• [Extracted material]
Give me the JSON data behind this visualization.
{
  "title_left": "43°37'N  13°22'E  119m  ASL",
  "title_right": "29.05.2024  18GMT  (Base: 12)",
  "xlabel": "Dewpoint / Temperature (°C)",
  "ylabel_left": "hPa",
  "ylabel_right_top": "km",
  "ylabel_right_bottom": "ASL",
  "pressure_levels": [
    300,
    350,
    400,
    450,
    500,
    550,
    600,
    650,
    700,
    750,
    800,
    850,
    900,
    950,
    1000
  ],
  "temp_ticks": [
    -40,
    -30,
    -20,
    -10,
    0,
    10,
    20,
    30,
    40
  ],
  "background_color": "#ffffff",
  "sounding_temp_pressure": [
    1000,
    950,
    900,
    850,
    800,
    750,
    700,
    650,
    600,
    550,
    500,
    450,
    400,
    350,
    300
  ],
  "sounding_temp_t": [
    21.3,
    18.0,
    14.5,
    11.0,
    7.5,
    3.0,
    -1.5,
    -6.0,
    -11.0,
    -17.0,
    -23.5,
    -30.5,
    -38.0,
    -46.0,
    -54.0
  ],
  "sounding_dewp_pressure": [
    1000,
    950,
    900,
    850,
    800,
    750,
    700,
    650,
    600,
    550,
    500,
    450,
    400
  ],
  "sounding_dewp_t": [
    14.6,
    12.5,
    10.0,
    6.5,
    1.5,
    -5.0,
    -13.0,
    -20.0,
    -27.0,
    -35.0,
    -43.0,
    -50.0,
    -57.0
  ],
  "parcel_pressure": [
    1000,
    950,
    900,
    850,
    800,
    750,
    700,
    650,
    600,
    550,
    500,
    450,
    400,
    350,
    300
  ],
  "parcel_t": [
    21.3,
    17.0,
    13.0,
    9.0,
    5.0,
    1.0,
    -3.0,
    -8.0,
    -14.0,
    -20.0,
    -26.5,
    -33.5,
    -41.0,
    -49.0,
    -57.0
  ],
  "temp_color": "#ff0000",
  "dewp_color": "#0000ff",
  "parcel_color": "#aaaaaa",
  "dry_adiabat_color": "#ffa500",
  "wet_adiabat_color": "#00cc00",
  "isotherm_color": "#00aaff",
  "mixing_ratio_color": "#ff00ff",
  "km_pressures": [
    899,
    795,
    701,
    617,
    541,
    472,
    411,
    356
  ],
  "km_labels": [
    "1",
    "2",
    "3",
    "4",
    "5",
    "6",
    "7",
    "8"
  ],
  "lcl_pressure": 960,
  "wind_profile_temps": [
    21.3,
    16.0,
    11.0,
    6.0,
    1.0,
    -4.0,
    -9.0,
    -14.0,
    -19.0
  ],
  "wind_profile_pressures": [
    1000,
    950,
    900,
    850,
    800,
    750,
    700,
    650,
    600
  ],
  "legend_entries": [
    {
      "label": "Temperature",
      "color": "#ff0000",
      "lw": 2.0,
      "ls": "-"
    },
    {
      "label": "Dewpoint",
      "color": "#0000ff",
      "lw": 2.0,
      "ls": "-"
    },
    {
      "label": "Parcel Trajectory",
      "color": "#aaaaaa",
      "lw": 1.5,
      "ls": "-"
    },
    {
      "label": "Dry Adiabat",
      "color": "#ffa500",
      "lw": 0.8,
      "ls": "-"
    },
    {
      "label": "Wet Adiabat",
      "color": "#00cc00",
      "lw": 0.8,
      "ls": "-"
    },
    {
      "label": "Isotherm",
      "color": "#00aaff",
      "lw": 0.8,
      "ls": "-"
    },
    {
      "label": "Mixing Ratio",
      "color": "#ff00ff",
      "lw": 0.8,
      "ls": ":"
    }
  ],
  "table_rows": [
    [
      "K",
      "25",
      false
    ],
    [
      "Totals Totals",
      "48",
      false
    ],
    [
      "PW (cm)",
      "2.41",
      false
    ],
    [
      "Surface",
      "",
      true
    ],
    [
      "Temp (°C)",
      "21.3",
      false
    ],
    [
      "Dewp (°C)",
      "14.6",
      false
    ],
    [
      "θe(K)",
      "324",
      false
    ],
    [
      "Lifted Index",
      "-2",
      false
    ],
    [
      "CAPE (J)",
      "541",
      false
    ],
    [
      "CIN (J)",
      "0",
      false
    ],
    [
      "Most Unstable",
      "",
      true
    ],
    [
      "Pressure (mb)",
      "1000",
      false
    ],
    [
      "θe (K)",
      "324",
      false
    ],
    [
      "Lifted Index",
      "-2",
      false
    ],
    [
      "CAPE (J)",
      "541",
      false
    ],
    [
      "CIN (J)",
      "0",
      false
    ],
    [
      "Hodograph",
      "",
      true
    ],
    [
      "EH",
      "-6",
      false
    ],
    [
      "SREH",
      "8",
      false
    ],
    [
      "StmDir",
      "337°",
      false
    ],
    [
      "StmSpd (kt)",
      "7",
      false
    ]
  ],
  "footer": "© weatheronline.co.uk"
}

• [What the exercise asks] Emit the full listing verbatim.

• [Answer]
Give me the JSON data behind this visualization.
{
  "title_left": "43°37'N  13°22'E  119m  ASL",
  "title_right": "29.05.2024  18GMT  (Base: 12)",
  "xlabel": "Dewpoint / Temperature (°C)",
  "ylabel_left": "hPa",
  "ylabel_right_top": "km",
  "ylabel_right_bottom": "ASL",
  "pressure_levels": [
    300,
    350,
    400,
    450,
    500,
    550,
    600,
    650,
    700,
    750,
    800,
    850,
    900,
    950,
    1000
  ],
  "temp_ticks": [
    -40,
    -30,
    -20,
    -10,
    0,
    10,
    20,
    30,
    40
  ],
  "background_color": "#ffffff",
  "sounding_temp_pressure": [
    1000,
    950,
    900,
    850,
    800,
    750,
    700,
    650,
    600,
    550,
    500,
    450,
    400,
    350,
    300
  ],
  "sounding_temp_t": [
    21.3,
    18.0,
    14.5,
    11.0,
    7.5,
    3.0,
    -1.5,
    -6.0,
    -11.0,
    -17.0,
    -23.5,
    -30.5,
    -38.0,
    -46.0,
    -54.0
  ],
  "sounding_dewp_pressure": [
    1000,
    950,
    900,
    850,
    800,
    750,
    700,
    650,
    600,
    550,
    500,
    450,
    400
  ],
  "sounding_dewp_t": [
    14.6,
    12.5,
    10.0,
    6.5,
    1.5,
    -5.0,
    -13.0,
    -20.0,
    -27.0,
    -35.0,
    -43.0,
    -50.0,
    -57.0
  ],
  "parcel_pressure": [
    1000,
    950,
    900,
    850,
    800,
    750,
    700,
    650,
    600,
    550,
    500,
    450,
    400,
    350,
    300
  ],
  "parcel_t": [
    21.3,
    17.0,
    13.0,
    9.0,
    5.0,
    1.0,
    -3.0,
    -8.0,
    -14.0,
    -20.0,
    -26.5,
    -33.5,
    -41.0,
    -49.0,
    -57.0
  ],
  "temp_color": "#ff0000",
  "dewp_color": "#0000ff",
  "parcel_color": "#aaaaaa",
  "dry_adiabat_color": "#ffa500",
  "wet_adiabat_color": "#00cc00",
  "isotherm_color": "#00aaff",
  "mixing_ratio_color": "#ff00ff",
  "km_pressures": [
    899,
    795,
    701,
    617,
    541,
    472,
    411,
    356
  ],
  "km_labels": [
    "1",
    "2",
    "3",
    "4",
    "5",
    "6",
    "7",
    "8"
  ],
  "lcl_pressure": 960,
  "wind_profile_temps": [
    21.3,
    16.0,
    11.0,
    6.0,
    1.0,
    -4.0,
    -9.0,
    -14.0,
    -19.0
  ],
  "wind_profile_pressures": [
    1000,
    950,
    900,
    850,
    800,
    750,
    700,
    650,
    600
  ],
  "legend_entries": [
    {
      "label": "Temperature",
      "color": "#ff0000",
      "lw": 2.0,
      "ls": "-"
    },
    {
      "label": "Dewpoint",
      "color": "#0000ff",
      "lw": 2.0,
      "ls": "-"
    },
    {
      "label": "Parcel Trajectory",
      "color": "#aaaaaa",
      "lw": 1.5,
      "ls": "-"
    },
    {
      "label": "Dry Adiabat",
      "color": "#ffa500",
      "lw": 0.8,
      "ls": "-"
    },
    {
      "label": "Wet Adiabat",
      "color": "#00cc00",
      "lw": 0.8,
      "ls": "-"
    },
    {
      "label": "Isotherm",
      "color": "#00aaff",
      "lw": 0.8,
      "ls": "-"
    },
    {
      "label": "Mixing Ratio",
      "color": "#ff00ff",
      "lw": 0.8,
      "ls": ":"
    }
  ],
  "table_rows": [
    [
      "K",
      "25",
      false
    ],
    [
      "Totals Totals",
      "48",
      false
    ],
    [
      "PW (cm)",
      "2.41",
      false
    ],
    [
      "Surface",
      "",
      true
    ],
    [
      "Temp (°C)",
      "21.3",
      false
    ],
    [
      "Dewp (°C)",
      "14.6",
      false
    ],
    [
      "θe(K)",
      "324",
      false
    ],
    [
      "Lifted Index",
      "-2",
      false
    ],
    [
      "CAPE (J)",
      "541",
      false
    ],
    [
      "CIN (J)",
      "0",
      false
    ],
    [
      "Most Unstable",
      "",
      true
    ],
    [
      "Pressure (mb)",
      "1000",
      false
    ],
    [
      "θe (K)",
      "324",
      false
    ],
    [
      "Lifted Index",
      "-2",
      false
    ],
    [
      "CAPE (J)",
      "541",
      false
    ],
    [
      "CIN (J)",
      "0",
      false
    ],
    [
      "Hodograph",
      "",
      true
    ],
    [
      "EH",
      "-6",
      false
    ],
    [
      "SREH",
      "8",
      false
    ],
    [
      "StmDir",
      "337°",
      false
    ],
    [
      "StmSpd (kt)",
      "7",
      false
    ]
  ],
  "footer": "© weatheronline.co.uk"
}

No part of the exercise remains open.